REQUIREMENT: Please set down all the lines beneath this one exactly, without the pictures.

== DATA FOR THIS TASK ==

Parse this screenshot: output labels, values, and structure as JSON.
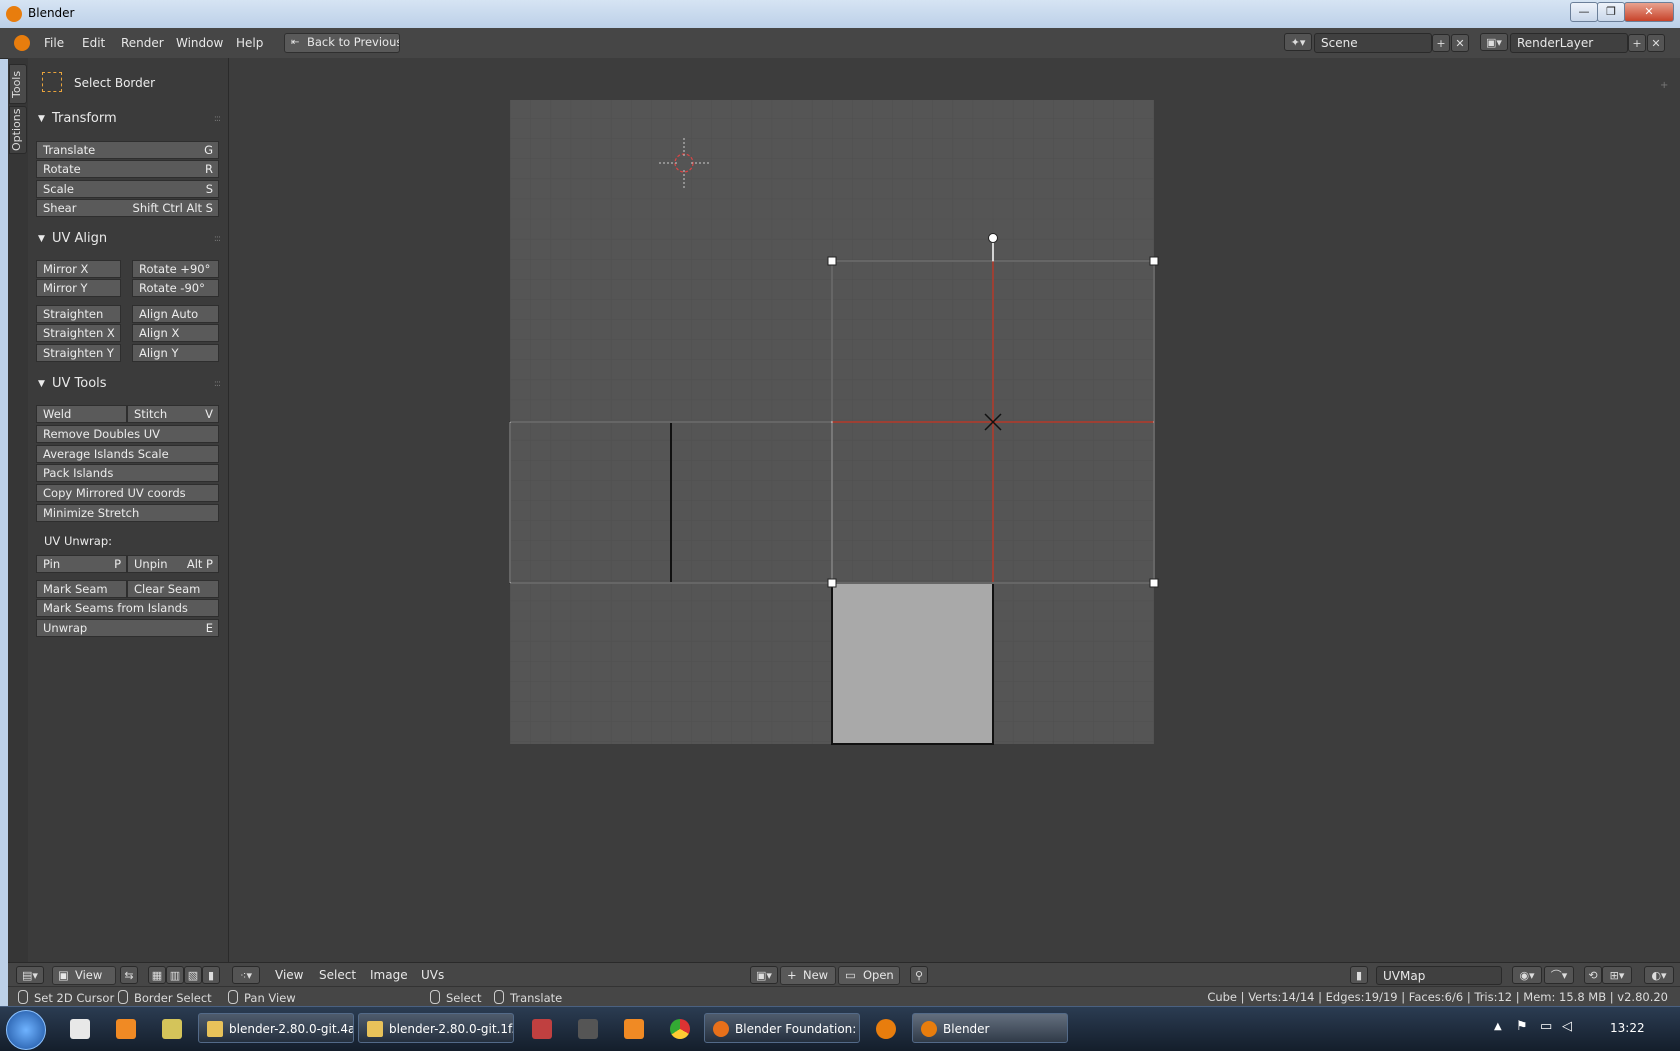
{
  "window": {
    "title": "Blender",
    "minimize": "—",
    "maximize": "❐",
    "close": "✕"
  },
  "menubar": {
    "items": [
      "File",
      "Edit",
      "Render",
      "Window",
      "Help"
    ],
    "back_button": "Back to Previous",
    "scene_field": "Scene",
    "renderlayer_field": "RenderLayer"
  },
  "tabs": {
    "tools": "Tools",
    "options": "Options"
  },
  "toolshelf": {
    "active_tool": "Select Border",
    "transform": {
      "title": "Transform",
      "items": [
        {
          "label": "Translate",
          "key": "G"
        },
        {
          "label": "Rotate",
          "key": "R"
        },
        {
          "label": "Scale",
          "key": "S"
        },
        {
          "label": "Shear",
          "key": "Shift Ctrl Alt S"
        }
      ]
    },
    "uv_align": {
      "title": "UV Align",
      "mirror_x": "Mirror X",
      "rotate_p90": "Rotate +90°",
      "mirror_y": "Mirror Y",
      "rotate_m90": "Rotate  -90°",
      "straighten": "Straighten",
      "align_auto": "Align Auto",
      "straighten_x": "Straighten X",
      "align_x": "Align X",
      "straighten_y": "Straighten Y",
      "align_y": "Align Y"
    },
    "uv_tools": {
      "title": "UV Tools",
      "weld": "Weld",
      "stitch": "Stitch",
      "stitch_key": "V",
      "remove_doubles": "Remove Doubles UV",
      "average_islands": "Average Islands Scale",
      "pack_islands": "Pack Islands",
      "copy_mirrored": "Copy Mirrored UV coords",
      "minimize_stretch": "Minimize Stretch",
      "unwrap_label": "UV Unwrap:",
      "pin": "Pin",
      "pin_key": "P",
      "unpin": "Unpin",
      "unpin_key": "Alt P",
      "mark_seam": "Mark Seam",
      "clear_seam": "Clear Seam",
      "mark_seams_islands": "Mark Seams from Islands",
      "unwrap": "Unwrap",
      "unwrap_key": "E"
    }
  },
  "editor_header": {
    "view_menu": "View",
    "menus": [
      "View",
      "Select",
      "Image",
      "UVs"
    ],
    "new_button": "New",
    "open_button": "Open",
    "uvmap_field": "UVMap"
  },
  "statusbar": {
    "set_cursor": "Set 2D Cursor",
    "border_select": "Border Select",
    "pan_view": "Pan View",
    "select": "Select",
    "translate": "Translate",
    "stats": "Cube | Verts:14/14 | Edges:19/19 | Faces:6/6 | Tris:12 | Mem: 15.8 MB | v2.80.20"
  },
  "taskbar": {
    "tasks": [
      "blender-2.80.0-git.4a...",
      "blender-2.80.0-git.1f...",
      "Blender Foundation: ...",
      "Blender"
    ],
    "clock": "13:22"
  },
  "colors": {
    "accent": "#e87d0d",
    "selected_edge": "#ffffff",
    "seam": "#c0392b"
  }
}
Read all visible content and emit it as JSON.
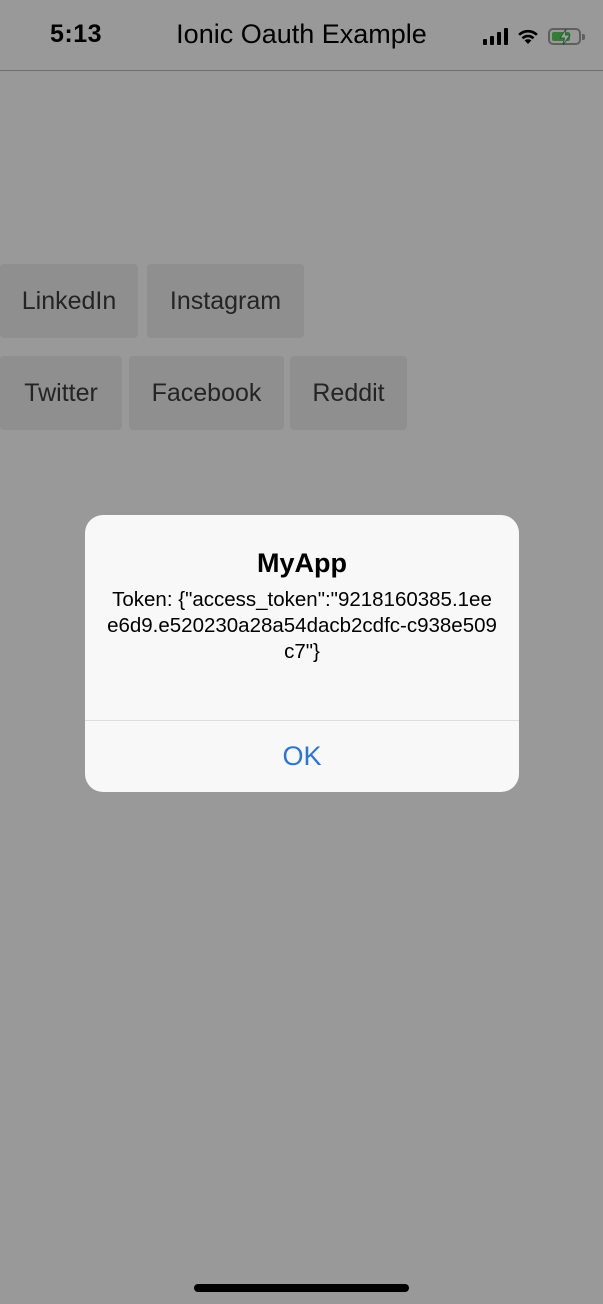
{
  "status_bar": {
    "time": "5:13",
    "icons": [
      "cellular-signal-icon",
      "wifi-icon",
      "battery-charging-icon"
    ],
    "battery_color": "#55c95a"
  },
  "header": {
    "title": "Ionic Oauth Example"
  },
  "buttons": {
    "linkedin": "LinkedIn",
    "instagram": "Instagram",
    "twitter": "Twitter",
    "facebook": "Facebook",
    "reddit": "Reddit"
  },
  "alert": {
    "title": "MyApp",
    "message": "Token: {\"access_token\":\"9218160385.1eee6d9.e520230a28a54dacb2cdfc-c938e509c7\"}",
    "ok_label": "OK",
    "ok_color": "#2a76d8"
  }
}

===

WRITTEN REPLY:
Parse this screenshot: output labels, values, and structure as JSON.
{
  "window": {
    "title": "Blender",
    "minimize": "—",
    "maximize": "❐",
    "close": "✕"
  },
  "menubar": {
    "items": [
      "File",
      "Edit",
      "Render",
      "Window",
      "Help"
    ],
    "back_button": "Back to Previous",
    "scene_field": "Scene",
    "renderlayer_field": "RenderLayer"
  },
  "tabs": {
    "tools": "Tools",
    "options": "Options"
  },
  "toolshelf": {
    "active_tool": "Select Border",
    "transform": {
      "title": "Transform",
      "items": [
        {
          "label": "Translate",
          "key": "G"
        },
        {
          "label": "Rotate",
          "key": "R"
        },
        {
          "label": "Scale",
          "key": "S"
        },
        {
          "label": "Shear",
          "key": "Shift Ctrl Alt S"
        }
      ]
    },
    "uv_align": {
      "title": "UV Align",
      "mirror_x": "Mirror X",
      "rotate_p90": "Rotate +90°",
      "mirror_y": "Mirror Y",
      "rotate_m90": "Rotate  -90°",
      "straighten": "Straighten",
      "align_auto": "Align Auto",
      "straighten_x": "Straighten X",
      "align_x": "Align X",
      "straighten_y": "Straighten Y",
      "align_y": "Align Y"
    },
    "uv_tools": {
      "title": "UV Tools",
      "weld": "Weld",
      "stitch": "Stitch",
      "stitch_key": "V",
      "remove_doubles": "Remove Doubles UV",
      "average_islands": "Average Islands Scale",
      "pack_islands": "Pack Islands",
      "copy_mirrored": "Copy Mirrored UV coords",
      "minimize_stretch": "Minimize Stretch",
      "unwrap_label": "UV Unwrap:",
      "pin": "Pin",
      "pin_key": "P",
      "unpin": "Unpin",
      "unpin_key": "Alt P",
      "mark_seam": "Mark Seam",
      "clear_seam": "Clear Seam",
      "mark_seams_islands": "Mark Seams from Islands",
      "unwrap": "Unwrap",
      "unwrap_key": "E"
    }
  },
  "editor_header": {
    "view_menu": "View",
    "menus": [
      "View",
      "Select",
      "Image",
      "UVs"
    ],
    "new_button": "New",
    "open_button": "Open",
    "uvmap_field": "UVMap"
  },
  "statusbar": {
    "set_cursor": "Set 2D Cursor",
    "border_select": "Border Select",
    "pan_view": "Pan View",
    "select": "Select",
    "translate": "Translate",
    "stats": "Cube | Verts:14/14 | Edges:19/19 | Faces:6/6 | Tris:12 | Mem: 15.8 MB | v2.80.20"
  },
  "taskbar": {
    "tasks": [
      "blender-2.80.0-git.4a...",
      "blender-2.80.0-git.1f...",
      "Blender Foundation: ...",
      "Blender"
    ],
    "clock": "13:22"
  },
  "colors": {
    "accent": "#e87d0d",
    "selected_edge": "#ffffff",
    "seam": "#c0392b"
  }
}
Read all visible content and emit it as JSON.
{
  "status_bar": {
    "time": "5:13",
    "icons": [
      "cellular-signal-icon",
      "wifi-icon",
      "battery-charging-icon"
    ],
    "battery_color": "#55c95a"
  },
  "header": {
    "title": "Ionic Oauth Example"
  },
  "buttons": {
    "linkedin": "LinkedIn",
    "instagram": "Instagram",
    "twitter": "Twitter",
    "facebook": "Facebook",
    "reddit": "Reddit"
  },
  "alert": {
    "title": "MyApp",
    "message": "Token: {\"access_token\":\"9218160385.1eee6d9.e520230a28a54dacb2cdfc-c938e509c7\"}",
    "ok_label": "OK",
    "ok_color": "#2a76d8"
  }
}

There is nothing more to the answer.